Exercise:
Give back the whole listing exactly as shown.

--- Start ---

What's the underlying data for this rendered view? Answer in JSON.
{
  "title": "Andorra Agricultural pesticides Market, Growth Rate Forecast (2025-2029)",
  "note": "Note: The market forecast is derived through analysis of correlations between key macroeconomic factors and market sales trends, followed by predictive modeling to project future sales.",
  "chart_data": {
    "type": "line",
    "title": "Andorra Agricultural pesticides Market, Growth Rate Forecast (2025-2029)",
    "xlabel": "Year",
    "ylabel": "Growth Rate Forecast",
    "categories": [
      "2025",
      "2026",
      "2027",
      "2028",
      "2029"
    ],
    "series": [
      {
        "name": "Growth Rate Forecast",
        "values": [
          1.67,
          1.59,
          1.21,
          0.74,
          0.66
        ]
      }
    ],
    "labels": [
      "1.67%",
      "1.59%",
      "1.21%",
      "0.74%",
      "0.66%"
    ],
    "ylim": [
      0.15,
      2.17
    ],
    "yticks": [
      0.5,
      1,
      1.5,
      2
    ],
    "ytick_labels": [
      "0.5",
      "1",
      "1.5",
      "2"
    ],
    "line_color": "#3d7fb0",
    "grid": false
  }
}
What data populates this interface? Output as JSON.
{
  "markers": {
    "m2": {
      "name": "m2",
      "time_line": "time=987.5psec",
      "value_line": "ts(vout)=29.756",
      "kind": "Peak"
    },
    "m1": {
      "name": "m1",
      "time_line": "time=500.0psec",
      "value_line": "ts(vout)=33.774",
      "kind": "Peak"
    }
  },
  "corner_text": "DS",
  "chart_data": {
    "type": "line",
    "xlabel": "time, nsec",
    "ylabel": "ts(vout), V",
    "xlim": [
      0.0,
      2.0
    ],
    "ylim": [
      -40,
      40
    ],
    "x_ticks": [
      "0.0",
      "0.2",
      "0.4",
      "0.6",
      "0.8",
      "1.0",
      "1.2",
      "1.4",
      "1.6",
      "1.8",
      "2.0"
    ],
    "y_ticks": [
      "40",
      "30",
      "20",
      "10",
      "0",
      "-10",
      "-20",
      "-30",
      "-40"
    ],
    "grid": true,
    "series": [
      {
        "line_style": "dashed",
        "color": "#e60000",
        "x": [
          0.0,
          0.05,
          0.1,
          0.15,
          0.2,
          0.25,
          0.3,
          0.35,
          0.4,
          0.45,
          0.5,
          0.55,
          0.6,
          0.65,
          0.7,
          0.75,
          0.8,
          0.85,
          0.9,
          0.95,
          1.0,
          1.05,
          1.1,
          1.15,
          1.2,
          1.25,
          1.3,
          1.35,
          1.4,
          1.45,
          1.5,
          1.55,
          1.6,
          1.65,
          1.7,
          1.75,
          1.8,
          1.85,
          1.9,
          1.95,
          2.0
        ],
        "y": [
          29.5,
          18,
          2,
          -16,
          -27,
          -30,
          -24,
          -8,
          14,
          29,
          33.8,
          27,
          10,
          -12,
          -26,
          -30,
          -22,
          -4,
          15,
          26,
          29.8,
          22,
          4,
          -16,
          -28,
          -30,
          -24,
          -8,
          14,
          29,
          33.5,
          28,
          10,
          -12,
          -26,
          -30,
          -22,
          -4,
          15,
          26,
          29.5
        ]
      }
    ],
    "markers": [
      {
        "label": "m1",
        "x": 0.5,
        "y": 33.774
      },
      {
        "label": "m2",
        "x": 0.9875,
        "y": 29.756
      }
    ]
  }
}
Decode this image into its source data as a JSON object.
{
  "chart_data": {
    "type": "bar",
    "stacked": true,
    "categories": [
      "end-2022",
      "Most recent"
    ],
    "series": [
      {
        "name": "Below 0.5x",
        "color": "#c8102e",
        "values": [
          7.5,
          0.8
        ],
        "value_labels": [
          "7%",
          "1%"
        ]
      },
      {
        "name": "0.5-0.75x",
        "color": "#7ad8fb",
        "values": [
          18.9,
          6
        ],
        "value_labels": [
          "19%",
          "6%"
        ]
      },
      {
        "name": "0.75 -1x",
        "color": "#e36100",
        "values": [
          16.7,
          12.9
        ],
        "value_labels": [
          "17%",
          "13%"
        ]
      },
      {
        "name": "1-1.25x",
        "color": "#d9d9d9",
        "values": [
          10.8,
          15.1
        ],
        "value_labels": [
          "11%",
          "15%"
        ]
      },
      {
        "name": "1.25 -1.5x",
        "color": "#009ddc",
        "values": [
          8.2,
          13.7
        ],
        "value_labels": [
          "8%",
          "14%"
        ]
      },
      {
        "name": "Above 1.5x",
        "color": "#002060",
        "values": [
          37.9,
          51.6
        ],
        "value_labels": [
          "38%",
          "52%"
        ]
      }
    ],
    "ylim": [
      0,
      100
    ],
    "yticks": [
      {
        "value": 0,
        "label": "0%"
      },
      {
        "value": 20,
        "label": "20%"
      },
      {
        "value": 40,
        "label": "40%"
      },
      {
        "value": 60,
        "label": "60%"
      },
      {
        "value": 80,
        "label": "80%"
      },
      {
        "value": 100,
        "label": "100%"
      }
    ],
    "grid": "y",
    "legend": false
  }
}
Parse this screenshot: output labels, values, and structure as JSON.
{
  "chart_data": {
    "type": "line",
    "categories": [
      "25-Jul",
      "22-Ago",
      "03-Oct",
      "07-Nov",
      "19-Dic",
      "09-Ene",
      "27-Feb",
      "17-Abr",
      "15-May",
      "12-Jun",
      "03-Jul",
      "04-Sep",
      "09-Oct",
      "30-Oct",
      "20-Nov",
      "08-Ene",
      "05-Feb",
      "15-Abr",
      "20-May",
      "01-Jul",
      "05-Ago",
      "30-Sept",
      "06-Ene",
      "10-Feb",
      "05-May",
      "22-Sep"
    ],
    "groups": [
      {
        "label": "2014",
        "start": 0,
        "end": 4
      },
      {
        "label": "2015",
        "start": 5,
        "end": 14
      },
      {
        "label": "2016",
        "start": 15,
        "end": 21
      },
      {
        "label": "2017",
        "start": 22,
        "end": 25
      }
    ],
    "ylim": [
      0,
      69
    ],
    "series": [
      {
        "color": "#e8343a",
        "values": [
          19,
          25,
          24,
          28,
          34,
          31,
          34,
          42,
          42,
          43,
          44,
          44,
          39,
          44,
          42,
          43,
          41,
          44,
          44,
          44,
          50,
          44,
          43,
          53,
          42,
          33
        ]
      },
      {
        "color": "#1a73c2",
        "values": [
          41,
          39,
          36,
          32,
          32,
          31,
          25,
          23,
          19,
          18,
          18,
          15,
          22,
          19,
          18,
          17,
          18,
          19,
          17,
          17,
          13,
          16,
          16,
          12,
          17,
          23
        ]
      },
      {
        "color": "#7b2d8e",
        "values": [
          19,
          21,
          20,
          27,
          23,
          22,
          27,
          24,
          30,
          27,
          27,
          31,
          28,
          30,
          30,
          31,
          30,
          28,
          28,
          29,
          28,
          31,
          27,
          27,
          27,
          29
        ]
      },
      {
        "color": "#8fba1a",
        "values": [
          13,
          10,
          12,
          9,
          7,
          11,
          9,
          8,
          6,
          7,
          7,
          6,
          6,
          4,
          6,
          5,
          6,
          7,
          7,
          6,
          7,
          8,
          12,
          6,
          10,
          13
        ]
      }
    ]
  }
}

--- End ---

Completed task:
What's the underlying data for this rendered view? Answer in JSON.
{
  "title": "Andorra Agricultural pesticides Market, Growth Rate Forecast (2025-2029)",
  "note": "Note: The market forecast is derived through analysis of correlations between key macroeconomic factors and market sales trends, followed by predictive modeling to project future sales.",
  "chart_data": {
    "type": "line",
    "title": "Andorra Agricultural pesticides Market, Growth Rate Forecast (2025-2029)",
    "xlabel": "Year",
    "ylabel": "Growth Rate Forecast",
    "categories": [
      "2025",
      "2026",
      "2027",
      "2028",
      "2029"
    ],
    "series": [
      {
        "name": "Growth Rate Forecast",
        "values": [
          1.67,
          1.59,
          1.21,
          0.74,
          0.66
        ]
      }
    ],
    "labels": [
      "1.67%",
      "1.59%",
      "1.21%",
      "0.74%",
      "0.66%"
    ],
    "ylim": [
      0.15,
      2.17
    ],
    "yticks": [
      0.5,
      1,
      1.5,
      2
    ],
    "ytick_labels": [
      "0.5",
      "1",
      "1.5",
      "2"
    ],
    "line_color": "#3d7fb0",
    "grid": false
  }
}
What data populates this interface? Output as JSON.
{
  "markers": {
    "m2": {
      "name": "m2",
      "time_line": "time=987.5psec",
      "value_line": "ts(vout)=29.756",
      "kind": "Peak"
    },
    "m1": {
      "name": "m1",
      "time_line": "time=500.0psec",
      "value_line": "ts(vout)=33.774",
      "kind": "Peak"
    }
  },
  "corner_text": "DS",
  "chart_data": {
    "type": "line",
    "xlabel": "time, nsec",
    "ylabel": "ts(vout), V",
    "xlim": [
      0.0,
      2.0
    ],
    "ylim": [
      -40,
      40
    ],
    "x_ticks": [
      "0.0",
      "0.2",
      "0.4",
      "0.6",
      "0.8",
      "1.0",
      "1.2",
      "1.4",
      "1.6",
      "1.8",
      "2.0"
    ],
    "y_ticks": [
      "40",
      "30",
      "20",
      "10",
      "0",
      "-10",
      "-20",
      "-30",
      "-40"
    ],
    "grid": true,
    "series": [
      {
        "line_style": "dashed",
        "color": "#e60000",
        "x": [
          0.0,
          0.05,
          0.1,
          0.15,
          0.2,
          0.25,
          0.3,
          0.35,
          0.4,
          0.45,
          0.5,
          0.55,
          0.6,
          0.65,
          0.7,
          0.75,
          0.8,
          0.85,
          0.9,
          0.95,
          1.0,
          1.05,
          1.1,
          1.15,
          1.2,
          1.25,
          1.3,
          1.35,
          1.4,
          1.45,
          1.5,
          1.55,
          1.6,
          1.65,
          1.7,
          1.75,
          1.8,
          1.85,
          1.9,
          1.95,
          2.0
        ],
        "y": [
          29.5,
          18,
          2,
          -16,
          -27,
          -30,
          -24,
          -8,
          14,
          29,
          33.8,
          27,
          10,
          -12,
          -26,
          -30,
          -22,
          -4,
          15,
          26,
          29.8,
          22,
          4,
          -16,
          -28,
          -30,
          -24,
          -8,
          14,
          29,
          33.5,
          28,
          10,
          -12,
          -26,
          -30,
          -22,
          -4,
          15,
          26,
          29.5
        ]
      }
    ],
    "markers": [
      {
        "label": "m1",
        "x": 0.5,
        "y": 33.774
      },
      {
        "label": "m2",
        "x": 0.9875,
        "y": 29.756
      }
    ]
  }
}
Decode this image into its source data as a JSON object.
{
  "chart_data": {
    "type": "bar",
    "stacked": true,
    "categories": [
      "end-2022",
      "Most recent"
    ],
    "series": [
      {
        "name": "Below 0.5x",
        "color": "#c8102e",
        "values": [
          7.5,
          0.8
        ],
        "value_labels": [
          "7%",
          "1%"
        ]
      },
      {
        "name": "0.5-0.75x",
        "color": "#7ad8fb",
        "values": [
          18.9,
          6
        ],
        "value_labels": [
          "19%",
          "6%"
        ]
      },
      {
        "name": "0.75 -1x",
        "color": "#e36100",
        "values": [
          16.7,
          12.9
        ],
        "value_labels": [
          "17%",
          "13%"
        ]
      },
      {
        "name": "1-1.25x",
        "color": "#d9d9d9",
        "values": [
          10.8,
          15.1
        ],
        "value_labels": [
          "11%",
          "15%"
        ]
      },
      {
        "name": "1.25 -1.5x",
        "color": "#009ddc",
        "values": [
          8.2,
          13.7
        ],
        "value_labels": [
          "8%",
          "14%"
        ]
      },
      {
        "name": "Above 1.5x",
        "color": "#002060",
        "values": [
          37.9,
          51.6
        ],
        "value_labels": [
          "38%",
          "52%"
        ]
      }
    ],
    "ylim": [
      0,
      100
    ],
    "yticks": [
      {
        "value": 0,
        "label": "0%"
      },
      {
        "value": 20,
        "label": "20%"
      },
      {
        "value": 40,
        "label": "40%"
      },
      {
        "value": 60,
        "label": "60%"
      },
      {
        "value": 80,
        "label": "80%"
      },
      {
        "value": 100,
        "label": "100%"
      }
    ],
    "grid": "y",
    "legend": false
  }
}
Parse this screenshot: output labels, values, and structure as JSON.
{
  "chart_data": {
    "type": "line",
    "categories": [
      "25-Jul",
      "22-Ago",
      "03-Oct",
      "07-Nov",
      "19-Dic",
      "09-Ene",
      "27-Feb",
      "17-Abr",
      "15-May",
      "12-Jun",
      "03-Jul",
      "04-Sep",
      "09-Oct",
      "30-Oct",
      "20-Nov",
      "08-Ene",
      "05-Feb",
      "15-Abr",
      "20-May",
      "01-Jul",
      "05-Ago",
      "30-Sept",
      "06-Ene",
      "10-Feb",
      "05-May",
      "22-Sep"
    ],
    "groups": [
      {
        "label": "2014",
        "start": 0,
        "end": 4
      },
      {
        "label": "2015",
        "start": 5,
        "end": 14
      },
      {
        "label": "2016",
        "start": 15,
        "end": 21
      },
      {
        "label": "2017",
        "start": 22,
        "end": 25
      }
    ],
    "ylim": [
      0,
      69
    ],
    "series": [
      {
        "color": "#e8343a",
        "values": [
          19,
          25,
          24,
          28,
          34,
          31,
          34,
          42,
          42,
          43,
          44,
          44,
          39,
          44,
          42,
          43,
          41,
          44,
          44,
          44,
          50,
          44,
          43,
          53,
          42,
          33
        ]
      },
      {
        "color": "#1a73c2",
        "values": [
          41,
          39,
          36,
          32,
          32,
          31,
          25,
          23,
          19,
          18,
          18,
          15,
          22,
          19,
          18,
          17,
          18,
          19,
          17,
          17,
          13,
          16,
          16,
          12,
          17,
          23
        ]
      },
      {
        "color": "#7b2d8e",
        "values": [
          19,
          21,
          20,
          27,
          23,
          22,
          27,
          24,
          30,
          27,
          27,
          31,
          28,
          30,
          30,
          31,
          30,
          28,
          28,
          29,
          28,
          31,
          27,
          27,
          27,
          29
        ]
      },
      {
        "color": "#8fba1a",
        "values": [
          13,
          10,
          12,
          9,
          7,
          11,
          9,
          8,
          6,
          7,
          7,
          6,
          6,
          4,
          6,
          5,
          6,
          7,
          7,
          6,
          7,
          8,
          12,
          6,
          10,
          13
        ]
      }
    ]
  }
}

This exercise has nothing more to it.